[Saved data entries]
┄┄┄┄┄┄┄┄┄┄┄┄┄┄┄┄┄┄┄┄
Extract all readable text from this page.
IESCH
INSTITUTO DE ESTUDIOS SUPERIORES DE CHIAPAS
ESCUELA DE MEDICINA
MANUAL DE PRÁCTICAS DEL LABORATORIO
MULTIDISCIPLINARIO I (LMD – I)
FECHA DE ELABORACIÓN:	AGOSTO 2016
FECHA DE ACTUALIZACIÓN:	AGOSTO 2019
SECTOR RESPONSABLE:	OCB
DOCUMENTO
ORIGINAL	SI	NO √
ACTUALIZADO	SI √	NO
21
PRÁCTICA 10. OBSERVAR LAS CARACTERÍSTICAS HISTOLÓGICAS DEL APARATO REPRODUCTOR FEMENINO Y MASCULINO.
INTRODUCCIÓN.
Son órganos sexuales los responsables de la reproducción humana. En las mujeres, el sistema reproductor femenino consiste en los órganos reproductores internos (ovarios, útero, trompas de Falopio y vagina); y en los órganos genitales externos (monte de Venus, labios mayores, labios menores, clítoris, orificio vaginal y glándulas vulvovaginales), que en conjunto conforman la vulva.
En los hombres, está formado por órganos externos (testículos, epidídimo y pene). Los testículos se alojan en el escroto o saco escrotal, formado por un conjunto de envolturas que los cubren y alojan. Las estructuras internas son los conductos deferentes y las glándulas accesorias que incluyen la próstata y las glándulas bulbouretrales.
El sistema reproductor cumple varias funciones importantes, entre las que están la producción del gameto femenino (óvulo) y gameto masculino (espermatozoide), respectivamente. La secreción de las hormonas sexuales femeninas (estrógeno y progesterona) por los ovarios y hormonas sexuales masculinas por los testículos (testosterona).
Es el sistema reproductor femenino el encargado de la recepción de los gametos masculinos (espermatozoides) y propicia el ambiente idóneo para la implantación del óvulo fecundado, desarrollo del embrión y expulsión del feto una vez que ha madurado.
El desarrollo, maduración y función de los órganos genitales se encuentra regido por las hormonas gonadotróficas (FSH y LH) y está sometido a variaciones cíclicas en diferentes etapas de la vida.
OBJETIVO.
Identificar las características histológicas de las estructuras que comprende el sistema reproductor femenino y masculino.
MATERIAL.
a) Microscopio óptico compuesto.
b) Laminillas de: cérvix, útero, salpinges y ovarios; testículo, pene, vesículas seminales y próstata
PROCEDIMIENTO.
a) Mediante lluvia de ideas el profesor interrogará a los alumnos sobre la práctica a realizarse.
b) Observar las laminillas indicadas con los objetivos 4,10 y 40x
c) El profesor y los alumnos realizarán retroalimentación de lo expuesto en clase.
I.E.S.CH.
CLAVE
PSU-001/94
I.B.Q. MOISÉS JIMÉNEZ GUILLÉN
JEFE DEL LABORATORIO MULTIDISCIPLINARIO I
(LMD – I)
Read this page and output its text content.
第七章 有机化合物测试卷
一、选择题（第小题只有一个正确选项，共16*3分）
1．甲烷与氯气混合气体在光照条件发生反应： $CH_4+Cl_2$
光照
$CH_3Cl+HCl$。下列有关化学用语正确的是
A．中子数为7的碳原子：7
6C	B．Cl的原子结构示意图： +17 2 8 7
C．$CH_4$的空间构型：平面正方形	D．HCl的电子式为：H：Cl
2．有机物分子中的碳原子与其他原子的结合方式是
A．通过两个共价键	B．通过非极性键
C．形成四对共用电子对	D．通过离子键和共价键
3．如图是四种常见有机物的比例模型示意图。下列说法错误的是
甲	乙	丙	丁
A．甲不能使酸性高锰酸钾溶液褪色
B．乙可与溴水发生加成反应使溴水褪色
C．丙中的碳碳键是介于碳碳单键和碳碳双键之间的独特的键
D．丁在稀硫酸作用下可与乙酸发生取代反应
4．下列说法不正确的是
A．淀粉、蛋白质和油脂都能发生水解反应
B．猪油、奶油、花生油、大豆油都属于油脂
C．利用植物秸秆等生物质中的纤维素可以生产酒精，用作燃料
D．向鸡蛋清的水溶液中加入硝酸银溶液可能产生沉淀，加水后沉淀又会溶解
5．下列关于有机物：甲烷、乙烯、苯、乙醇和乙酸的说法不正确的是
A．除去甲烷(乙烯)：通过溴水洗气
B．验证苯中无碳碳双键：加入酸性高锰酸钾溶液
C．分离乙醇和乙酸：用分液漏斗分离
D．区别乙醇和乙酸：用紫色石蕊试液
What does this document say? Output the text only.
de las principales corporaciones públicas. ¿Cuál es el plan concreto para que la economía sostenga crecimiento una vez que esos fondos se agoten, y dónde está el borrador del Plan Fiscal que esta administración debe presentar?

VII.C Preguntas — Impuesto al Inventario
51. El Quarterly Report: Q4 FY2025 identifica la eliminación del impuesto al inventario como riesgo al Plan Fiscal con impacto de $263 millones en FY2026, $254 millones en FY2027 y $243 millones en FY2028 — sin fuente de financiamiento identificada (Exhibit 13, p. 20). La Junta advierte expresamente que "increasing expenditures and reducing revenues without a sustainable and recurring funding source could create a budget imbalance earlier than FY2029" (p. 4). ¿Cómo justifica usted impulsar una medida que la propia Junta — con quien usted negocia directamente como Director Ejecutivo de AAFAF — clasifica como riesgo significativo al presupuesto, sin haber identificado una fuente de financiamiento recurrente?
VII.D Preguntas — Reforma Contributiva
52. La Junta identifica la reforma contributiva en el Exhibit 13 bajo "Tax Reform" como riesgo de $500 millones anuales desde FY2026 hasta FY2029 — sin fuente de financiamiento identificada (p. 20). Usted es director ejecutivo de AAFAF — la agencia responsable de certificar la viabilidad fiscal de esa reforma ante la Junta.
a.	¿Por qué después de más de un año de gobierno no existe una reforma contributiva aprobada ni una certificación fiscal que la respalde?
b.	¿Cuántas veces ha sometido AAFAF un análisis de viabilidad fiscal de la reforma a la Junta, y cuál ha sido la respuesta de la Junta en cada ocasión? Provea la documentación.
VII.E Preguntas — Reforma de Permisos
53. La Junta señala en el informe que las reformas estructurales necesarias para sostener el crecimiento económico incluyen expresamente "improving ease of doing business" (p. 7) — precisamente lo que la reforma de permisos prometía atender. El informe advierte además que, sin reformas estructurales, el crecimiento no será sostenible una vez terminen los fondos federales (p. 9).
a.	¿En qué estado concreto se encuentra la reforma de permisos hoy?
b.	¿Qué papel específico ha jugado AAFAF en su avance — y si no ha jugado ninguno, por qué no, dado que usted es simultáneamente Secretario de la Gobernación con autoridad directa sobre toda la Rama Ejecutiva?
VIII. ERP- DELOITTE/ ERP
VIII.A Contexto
┄┄┄┄┄┄┄┄┄┄┄┄┄┄┄┄┄┄┄┄
### GOAL
Scan the material above for the string "próstata" and return the lines that hold it.

### PROBLEM SOLUTION
En los hombres, está formado por órganos externos (testículos, epidídimo y pene). Los testículos se alojan en el escroto o saco escrotal, formado por un conjunto de envolturas que los cubren y alojan. Las estructuras internas son los conductos deferentes y las glándulas accesorias que incluyen la próstata y las glándulas bulbouretrales.
b) Laminillas de: cérvix, útero, salpinges y ovarios; testículo, pene, vesículas seminales y próstata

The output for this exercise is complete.